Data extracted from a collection

════════

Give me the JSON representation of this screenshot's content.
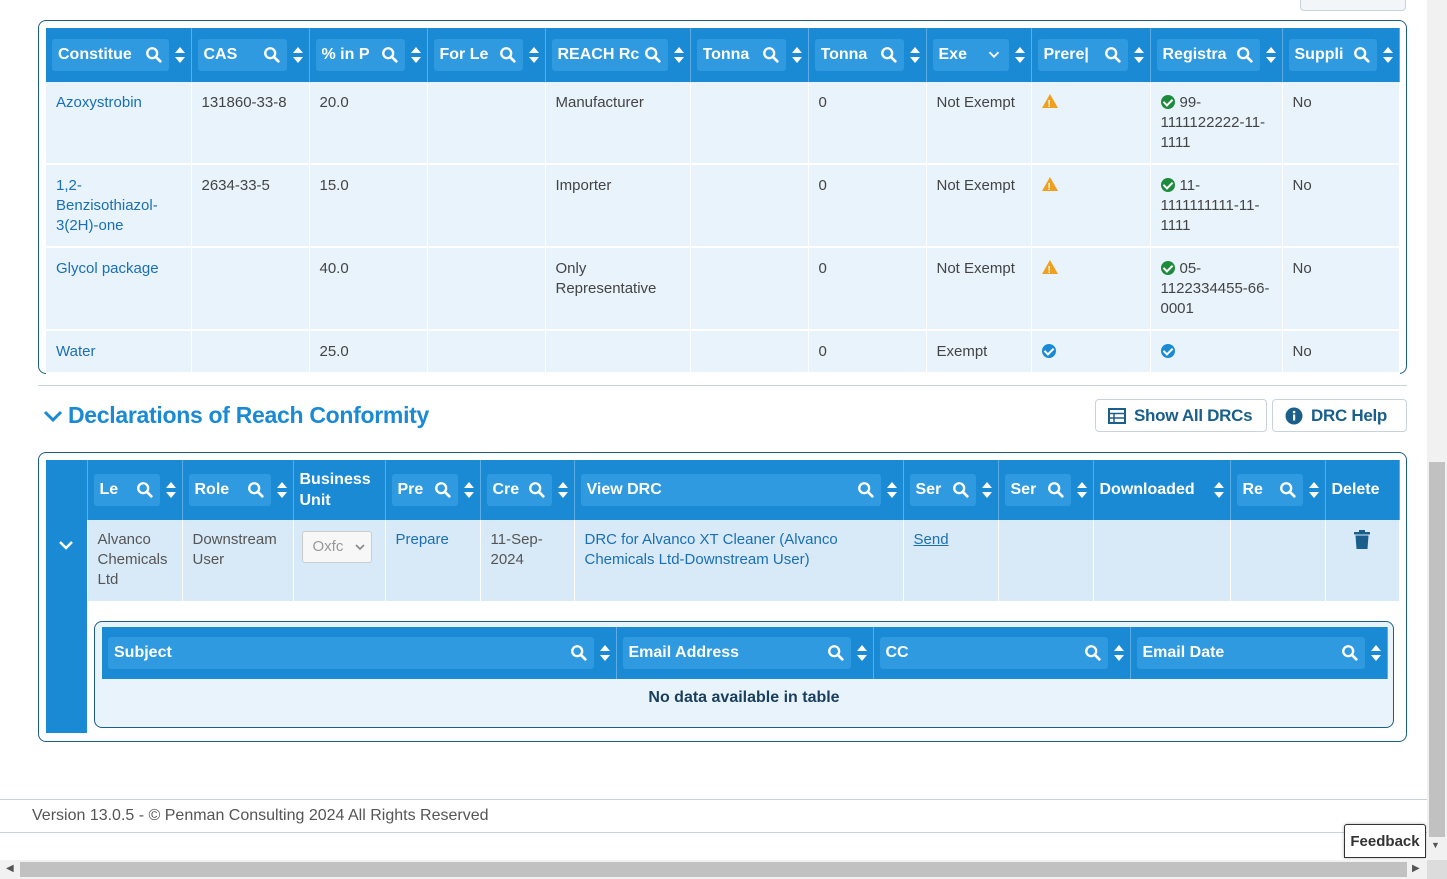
{
  "constituents": {
    "headers": [
      "Constituent",
      "CAS",
      "% in Product",
      "For Legal Entity",
      "REACH Role",
      "Tonnage",
      "Tonnage",
      "Exempt",
      "Prerequisites",
      "Registration",
      "Supplier"
    ],
    "headers_visible": [
      "Constitue",
      "CAS",
      "% in P",
      "For Le",
      "REACH Rc",
      "Tonna",
      "Tonna",
      "Exe",
      "Prere|",
      "Registra",
      "Suppli"
    ],
    "rows": [
      {
        "name": "Azoxystrobin",
        "cas": "131860-33-8",
        "pct": "20.0",
        "for_le": "",
        "reach_role": "Manufacturer",
        "tonnage1": "",
        "tonnage2": "0",
        "exempt": "Not Exempt",
        "prereq": "warning",
        "reg_status": "ok",
        "registration": "99-1111122222-11-1111",
        "supplier": "No"
      },
      {
        "name": "1,2-Benzisothiazol-3(2H)-one",
        "cas": "2634-33-5",
        "pct": "15.0",
        "for_le": "",
        "reach_role": "Importer",
        "tonnage1": "",
        "tonnage2": "0",
        "exempt": "Not Exempt",
        "prereq": "warning",
        "reg_status": "ok",
        "registration": "11-1111111111-11-1111",
        "supplier": "No"
      },
      {
        "name": "Glycol package",
        "cas": "",
        "pct": "40.0",
        "for_le": "",
        "reach_role": "Only Representative",
        "tonnage1": "",
        "tonnage2": "0",
        "exempt": "Not Exempt",
        "prereq": "warning",
        "reg_status": "ok",
        "registration": "05-1122334455-66-0001",
        "supplier": "No"
      },
      {
        "name": "Water",
        "cas": "",
        "pct": "25.0",
        "for_le": "",
        "reach_role": "",
        "tonnage1": "",
        "tonnage2": "0",
        "exempt": "Exempt",
        "prereq": "check",
        "reg_status": "check",
        "registration": "",
        "supplier": "No"
      }
    ]
  },
  "drc_section": {
    "title": "Declarations of Reach Conformity",
    "show_all_label": "Show All DRCs",
    "help_label": "DRC Help",
    "headers_visible": [
      "Le",
      "Role",
      "Business Unit",
      "Pre",
      "Cre",
      "View DRC",
      "Ser",
      "Ser",
      "Downloaded",
      "Re",
      "Delete"
    ],
    "row": {
      "legal_entity": "Alvanco Chemicals Ltd",
      "role": "Downstream User",
      "business_unit": "Oxfc",
      "prepare": "Prepare",
      "created": "11-Sep-2024",
      "view_drc": "DRC for Alvanco XT Cleaner (Alvanco Chemicals Ltd-Downstream User)",
      "send": "Send",
      "sent": "",
      "downloaded": "",
      "received": ""
    },
    "email_table": {
      "headers": [
        "Subject",
        "Email Address",
        "CC",
        "Email Date"
      ],
      "empty_message": "No data available in table"
    }
  },
  "footer": {
    "text": "Version 13.0.5 - © Penman Consulting 2024 All Rights Reserved"
  },
  "feedback_label": "Feedback",
  "colors": {
    "header_blue": "#1a8ad4",
    "row_bg": "#e8f3fb",
    "border_dark": "#1a5f8c",
    "ok_green": "#1e8a3c",
    "warn_orange": "#f0a020"
  }
}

════════

## What the exercise asks
Copy every entry exactly as written. Pictures are excluded.

## Answer in full
Give me the JSON representation of this screenshot's content.
{
  "constituents": {
    "headers": [
      "Constituent",
      "CAS",
      "% in Product",
      "For Legal Entity",
      "REACH Role",
      "Tonnage",
      "Tonnage",
      "Exempt",
      "Prerequisites",
      "Registration",
      "Supplier"
    ],
    "headers_visible": [
      "Constitue",
      "CAS",
      "% in P",
      "For Le",
      "REACH Rc",
      "Tonna",
      "Tonna",
      "Exe",
      "Prere|",
      "Registra",
      "Suppli"
    ],
    "rows": [
      {
        "name": "Azoxystrobin",
        "cas": "131860-33-8",
        "pct": "20.0",
        "for_le": "",
        "reach_role": "Manufacturer",
        "tonnage1": "",
        "tonnage2": "0",
        "exempt": "Not Exempt",
        "prereq": "warning",
        "reg_status": "ok",
        "registration": "99-1111122222-11-1111",
        "supplier": "No"
      },
      {
        "name": "1,2-Benzisothiazol-3(2H)-one",
        "cas": "2634-33-5",
        "pct": "15.0",
        "for_le": "",
        "reach_role": "Importer",
        "tonnage1": "",
        "tonnage2": "0",
        "exempt": "Not Exempt",
        "prereq": "warning",
        "reg_status": "ok",
        "registration": "11-1111111111-11-1111",
        "supplier": "No"
      },
      {
        "name": "Glycol package",
        "cas": "",
        "pct": "40.0",
        "for_le": "",
        "reach_role": "Only Representative",
        "tonnage1": "",
        "tonnage2": "0",
        "exempt": "Not Exempt",
        "prereq": "warning",
        "reg_status": "ok",
        "registration": "05-1122334455-66-0001",
        "supplier": "No"
      },
      {
        "name": "Water",
        "cas": "",
        "pct": "25.0",
        "for_le": "",
        "reach_role": "",
        "tonnage1": "",
        "tonnage2": "0",
        "exempt": "Exempt",
        "prereq": "check",
        "reg_status": "check",
        "registration": "",
        "supplier": "No"
      }
    ]
  },
  "drc_section": {
    "title": "Declarations of Reach Conformity",
    "show_all_label": "Show All DRCs",
    "help_label": "DRC Help",
    "headers_visible": [
      "Le",
      "Role",
      "Business Unit",
      "Pre",
      "Cre",
      "View DRC",
      "Ser",
      "Ser",
      "Downloaded",
      "Re",
      "Delete"
    ],
    "row": {
      "legal_entity": "Alvanco Chemicals Ltd",
      "role": "Downstream User",
      "business_unit": "Oxfc",
      "prepare": "Prepare",
      "created": "11-Sep-2024",
      "view_drc": "DRC for Alvanco XT Cleaner (Alvanco Chemicals Ltd-Downstream User)",
      "send": "Send",
      "sent": "",
      "downloaded": "",
      "received": ""
    },
    "email_table": {
      "headers": [
        "Subject",
        "Email Address",
        "CC",
        "Email Date"
      ],
      "empty_message": "No data available in table"
    }
  },
  "footer": {
    "text": "Version 13.0.5 - © Penman Consulting 2024 All Rights Reserved"
  },
  "feedback_label": "Feedback",
  "colors": {
    "header_blue": "#1a8ad4",
    "row_bg": "#e8f3fb",
    "border_dark": "#1a5f8c",
    "ok_green": "#1e8a3c",
    "warn_orange": "#f0a020"
  }
}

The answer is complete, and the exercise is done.